begin

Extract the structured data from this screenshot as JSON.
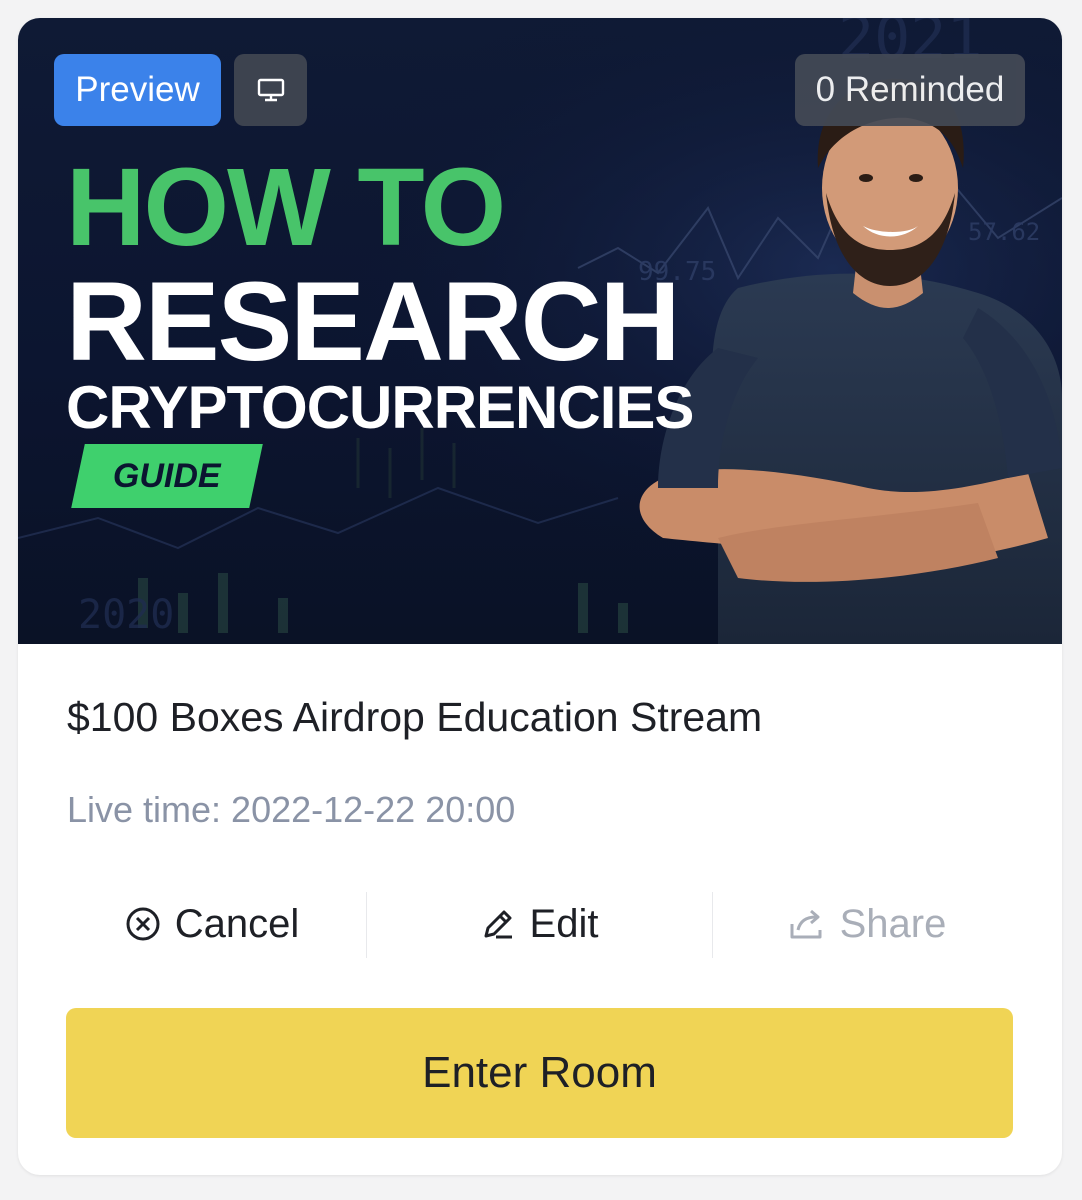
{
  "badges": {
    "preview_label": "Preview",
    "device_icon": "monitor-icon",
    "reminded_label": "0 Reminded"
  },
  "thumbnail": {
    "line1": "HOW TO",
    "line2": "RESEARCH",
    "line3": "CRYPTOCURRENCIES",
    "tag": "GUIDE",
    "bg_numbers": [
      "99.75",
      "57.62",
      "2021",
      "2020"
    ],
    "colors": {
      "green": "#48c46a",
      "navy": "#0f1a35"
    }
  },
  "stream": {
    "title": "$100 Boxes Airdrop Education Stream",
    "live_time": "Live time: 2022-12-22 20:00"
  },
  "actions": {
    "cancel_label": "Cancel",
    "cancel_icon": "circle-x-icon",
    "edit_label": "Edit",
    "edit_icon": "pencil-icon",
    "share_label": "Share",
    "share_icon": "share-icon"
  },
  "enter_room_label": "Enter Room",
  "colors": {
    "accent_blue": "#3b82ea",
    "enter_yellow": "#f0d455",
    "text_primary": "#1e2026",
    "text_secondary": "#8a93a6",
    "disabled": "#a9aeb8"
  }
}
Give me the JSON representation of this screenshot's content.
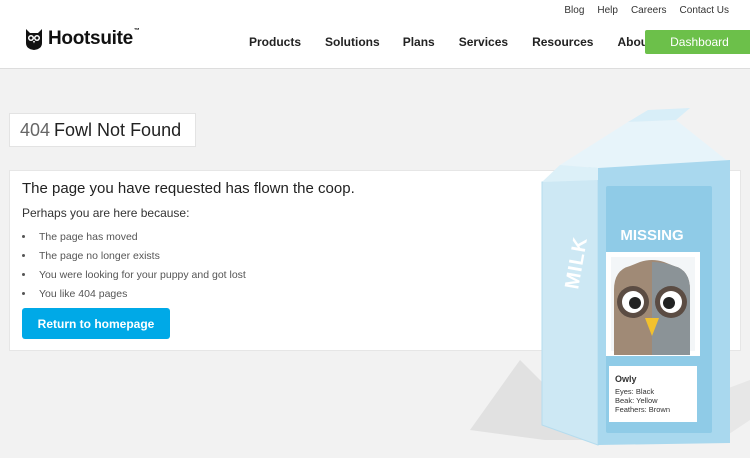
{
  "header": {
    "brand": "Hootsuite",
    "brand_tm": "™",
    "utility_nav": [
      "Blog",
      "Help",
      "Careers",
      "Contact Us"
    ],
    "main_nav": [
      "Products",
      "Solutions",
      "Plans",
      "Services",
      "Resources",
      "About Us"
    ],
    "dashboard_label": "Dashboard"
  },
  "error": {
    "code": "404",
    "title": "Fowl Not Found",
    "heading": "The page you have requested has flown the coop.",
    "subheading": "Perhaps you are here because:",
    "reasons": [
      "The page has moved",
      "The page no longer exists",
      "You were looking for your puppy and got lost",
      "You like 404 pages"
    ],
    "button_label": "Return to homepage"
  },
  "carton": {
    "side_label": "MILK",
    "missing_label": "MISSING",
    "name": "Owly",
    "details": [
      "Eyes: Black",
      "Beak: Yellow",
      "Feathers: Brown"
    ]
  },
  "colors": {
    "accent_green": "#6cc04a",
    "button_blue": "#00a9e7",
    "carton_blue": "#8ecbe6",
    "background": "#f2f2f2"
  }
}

end

* **Task objective**:
Every record must be copied exactly, with the pictures left out.

* **Result of this exercise**:
Extract the structured data from this screenshot as JSON.
{
  "badges": {
    "preview_label": "Preview",
    "device_icon": "monitor-icon",
    "reminded_label": "0 Reminded"
  },
  "thumbnail": {
    "line1": "HOW TO",
    "line2": "RESEARCH",
    "line3": "CRYPTOCURRENCIES",
    "tag": "GUIDE",
    "bg_numbers": [
      "99.75",
      "57.62",
      "2021",
      "2020"
    ],
    "colors": {
      "green": "#48c46a",
      "navy": "#0f1a35"
    }
  },
  "stream": {
    "title": "$100 Boxes Airdrop Education Stream",
    "live_time": "Live time: 2022-12-22 20:00"
  },
  "actions": {
    "cancel_label": "Cancel",
    "cancel_icon": "circle-x-icon",
    "edit_label": "Edit",
    "edit_icon": "pencil-icon",
    "share_label": "Share",
    "share_icon": "share-icon"
  },
  "enter_room_label": "Enter Room",
  "colors": {
    "accent_blue": "#3b82ea",
    "enter_yellow": "#f0d455",
    "text_primary": "#1e2026",
    "text_secondary": "#8a93a6",
    "disabled": "#a9aeb8"
  }
}
Give me the JSON representation of this screenshot's content.
{
  "header": {
    "brand": "Hootsuite",
    "brand_tm": "™",
    "utility_nav": [
      "Blog",
      "Help",
      "Careers",
      "Contact Us"
    ],
    "main_nav": [
      "Products",
      "Solutions",
      "Plans",
      "Services",
      "Resources",
      "About Us"
    ],
    "dashboard_label": "Dashboard"
  },
  "error": {
    "code": "404",
    "title": "Fowl Not Found",
    "heading": "The page you have requested has flown the coop.",
    "subheading": "Perhaps you are here because:",
    "reasons": [
      "The page has moved",
      "The page no longer exists",
      "You were looking for your puppy and got lost",
      "You like 404 pages"
    ],
    "button_label": "Return to homepage"
  },
  "carton": {
    "side_label": "MILK",
    "missing_label": "MISSING",
    "name": "Owly",
    "details": [
      "Eyes: Black",
      "Beak: Yellow",
      "Feathers: Brown"
    ]
  },
  "colors": {
    "accent_green": "#6cc04a",
    "button_blue": "#00a9e7",
    "carton_blue": "#8ecbe6",
    "background": "#f2f2f2"
  }
}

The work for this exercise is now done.